**SHORT TASK**
Report each line of the data that has "explosion" somewhere in it.

**EXTRACTED ENTRIES**
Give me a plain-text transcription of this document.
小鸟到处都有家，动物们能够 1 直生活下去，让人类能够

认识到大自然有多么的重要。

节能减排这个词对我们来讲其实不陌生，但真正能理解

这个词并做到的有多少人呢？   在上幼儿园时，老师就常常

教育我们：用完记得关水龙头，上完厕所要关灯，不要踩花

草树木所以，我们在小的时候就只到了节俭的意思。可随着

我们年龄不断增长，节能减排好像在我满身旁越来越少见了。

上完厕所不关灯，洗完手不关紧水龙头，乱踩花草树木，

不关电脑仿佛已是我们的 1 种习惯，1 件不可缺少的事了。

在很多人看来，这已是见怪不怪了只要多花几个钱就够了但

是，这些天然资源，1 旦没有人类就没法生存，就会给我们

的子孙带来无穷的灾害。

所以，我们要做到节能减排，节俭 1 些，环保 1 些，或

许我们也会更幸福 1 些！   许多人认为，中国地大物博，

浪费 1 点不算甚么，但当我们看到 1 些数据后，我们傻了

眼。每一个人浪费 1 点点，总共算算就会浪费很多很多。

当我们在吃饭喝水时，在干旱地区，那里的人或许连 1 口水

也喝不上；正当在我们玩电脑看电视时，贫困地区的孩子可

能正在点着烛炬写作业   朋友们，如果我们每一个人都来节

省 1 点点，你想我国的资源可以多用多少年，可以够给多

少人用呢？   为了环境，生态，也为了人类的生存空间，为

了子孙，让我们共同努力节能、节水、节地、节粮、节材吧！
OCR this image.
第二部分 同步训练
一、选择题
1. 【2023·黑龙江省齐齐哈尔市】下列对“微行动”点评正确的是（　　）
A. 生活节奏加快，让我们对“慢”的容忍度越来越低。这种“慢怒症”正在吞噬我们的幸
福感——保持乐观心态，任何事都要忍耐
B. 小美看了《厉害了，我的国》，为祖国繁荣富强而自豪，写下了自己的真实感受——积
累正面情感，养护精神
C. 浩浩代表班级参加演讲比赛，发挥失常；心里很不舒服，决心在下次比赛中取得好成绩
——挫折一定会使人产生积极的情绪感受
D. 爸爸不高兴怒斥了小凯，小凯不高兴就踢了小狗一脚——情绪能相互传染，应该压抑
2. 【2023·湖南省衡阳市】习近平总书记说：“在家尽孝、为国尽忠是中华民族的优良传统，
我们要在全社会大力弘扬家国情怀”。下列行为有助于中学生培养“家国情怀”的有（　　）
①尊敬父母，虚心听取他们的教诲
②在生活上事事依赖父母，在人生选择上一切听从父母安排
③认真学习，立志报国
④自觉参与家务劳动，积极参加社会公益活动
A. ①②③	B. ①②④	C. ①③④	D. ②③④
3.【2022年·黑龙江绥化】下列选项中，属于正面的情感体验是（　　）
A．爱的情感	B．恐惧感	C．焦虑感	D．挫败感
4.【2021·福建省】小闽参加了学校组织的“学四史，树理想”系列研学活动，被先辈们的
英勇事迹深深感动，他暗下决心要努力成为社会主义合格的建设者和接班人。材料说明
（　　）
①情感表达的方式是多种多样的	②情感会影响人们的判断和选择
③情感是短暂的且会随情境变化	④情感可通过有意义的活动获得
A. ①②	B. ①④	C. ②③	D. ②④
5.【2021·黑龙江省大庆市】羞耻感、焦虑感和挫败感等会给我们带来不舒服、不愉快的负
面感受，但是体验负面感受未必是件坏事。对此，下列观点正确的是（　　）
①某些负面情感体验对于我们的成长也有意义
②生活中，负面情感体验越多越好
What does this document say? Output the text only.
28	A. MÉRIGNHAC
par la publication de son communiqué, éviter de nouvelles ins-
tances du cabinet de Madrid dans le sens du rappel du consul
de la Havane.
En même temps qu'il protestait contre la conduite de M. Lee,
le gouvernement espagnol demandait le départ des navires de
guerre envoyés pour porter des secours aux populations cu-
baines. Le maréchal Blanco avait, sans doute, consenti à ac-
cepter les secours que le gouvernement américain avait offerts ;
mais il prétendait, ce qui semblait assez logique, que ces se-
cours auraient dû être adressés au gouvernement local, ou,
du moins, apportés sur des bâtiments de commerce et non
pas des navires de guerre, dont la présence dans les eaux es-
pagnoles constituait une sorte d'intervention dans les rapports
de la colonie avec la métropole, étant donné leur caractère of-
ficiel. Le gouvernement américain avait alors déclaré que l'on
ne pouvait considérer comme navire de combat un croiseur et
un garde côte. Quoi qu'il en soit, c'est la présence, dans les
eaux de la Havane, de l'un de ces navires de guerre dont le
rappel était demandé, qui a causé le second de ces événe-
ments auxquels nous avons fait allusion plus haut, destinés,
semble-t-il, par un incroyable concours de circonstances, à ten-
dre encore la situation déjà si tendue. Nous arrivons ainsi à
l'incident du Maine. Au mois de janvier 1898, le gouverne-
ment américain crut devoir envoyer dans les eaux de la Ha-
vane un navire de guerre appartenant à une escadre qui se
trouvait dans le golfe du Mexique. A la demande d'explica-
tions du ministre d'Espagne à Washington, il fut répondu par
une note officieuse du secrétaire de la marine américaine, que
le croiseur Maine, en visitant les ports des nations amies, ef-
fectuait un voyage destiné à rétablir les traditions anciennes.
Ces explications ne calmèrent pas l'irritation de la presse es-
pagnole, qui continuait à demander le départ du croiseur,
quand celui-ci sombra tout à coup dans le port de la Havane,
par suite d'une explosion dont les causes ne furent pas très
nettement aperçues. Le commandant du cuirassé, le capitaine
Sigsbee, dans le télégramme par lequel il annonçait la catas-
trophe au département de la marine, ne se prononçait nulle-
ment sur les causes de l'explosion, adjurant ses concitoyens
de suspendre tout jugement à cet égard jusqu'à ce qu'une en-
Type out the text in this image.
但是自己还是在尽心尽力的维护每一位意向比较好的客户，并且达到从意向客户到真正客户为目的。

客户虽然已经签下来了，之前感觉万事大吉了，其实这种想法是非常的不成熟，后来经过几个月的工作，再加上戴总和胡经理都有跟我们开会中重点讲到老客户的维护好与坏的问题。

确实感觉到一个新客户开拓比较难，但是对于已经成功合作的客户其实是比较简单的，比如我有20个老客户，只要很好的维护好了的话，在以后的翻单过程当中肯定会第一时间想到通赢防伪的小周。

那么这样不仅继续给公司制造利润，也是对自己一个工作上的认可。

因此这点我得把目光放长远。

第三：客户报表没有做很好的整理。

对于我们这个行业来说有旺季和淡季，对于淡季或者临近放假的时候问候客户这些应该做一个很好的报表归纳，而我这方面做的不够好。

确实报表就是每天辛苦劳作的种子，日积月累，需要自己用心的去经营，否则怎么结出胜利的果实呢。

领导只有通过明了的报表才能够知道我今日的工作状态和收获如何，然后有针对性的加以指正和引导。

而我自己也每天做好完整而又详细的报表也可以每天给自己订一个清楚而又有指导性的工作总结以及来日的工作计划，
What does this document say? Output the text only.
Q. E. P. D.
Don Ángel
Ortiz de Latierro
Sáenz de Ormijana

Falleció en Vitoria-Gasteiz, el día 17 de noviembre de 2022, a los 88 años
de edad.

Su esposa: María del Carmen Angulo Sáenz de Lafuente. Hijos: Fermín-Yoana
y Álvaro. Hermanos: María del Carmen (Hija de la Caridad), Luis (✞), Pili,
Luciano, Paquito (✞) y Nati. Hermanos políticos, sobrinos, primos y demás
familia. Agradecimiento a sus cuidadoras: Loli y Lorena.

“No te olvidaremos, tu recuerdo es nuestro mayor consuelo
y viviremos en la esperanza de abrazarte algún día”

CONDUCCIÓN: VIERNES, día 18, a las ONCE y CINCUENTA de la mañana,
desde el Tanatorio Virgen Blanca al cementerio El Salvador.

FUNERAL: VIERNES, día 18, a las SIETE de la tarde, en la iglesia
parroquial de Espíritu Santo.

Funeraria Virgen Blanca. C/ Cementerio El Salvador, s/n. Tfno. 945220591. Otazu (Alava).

**REPLY**
par suite d'une explosion dont les causes ne furent pas très
ment sur les causes de l'explosion, adjurant ses concitoyens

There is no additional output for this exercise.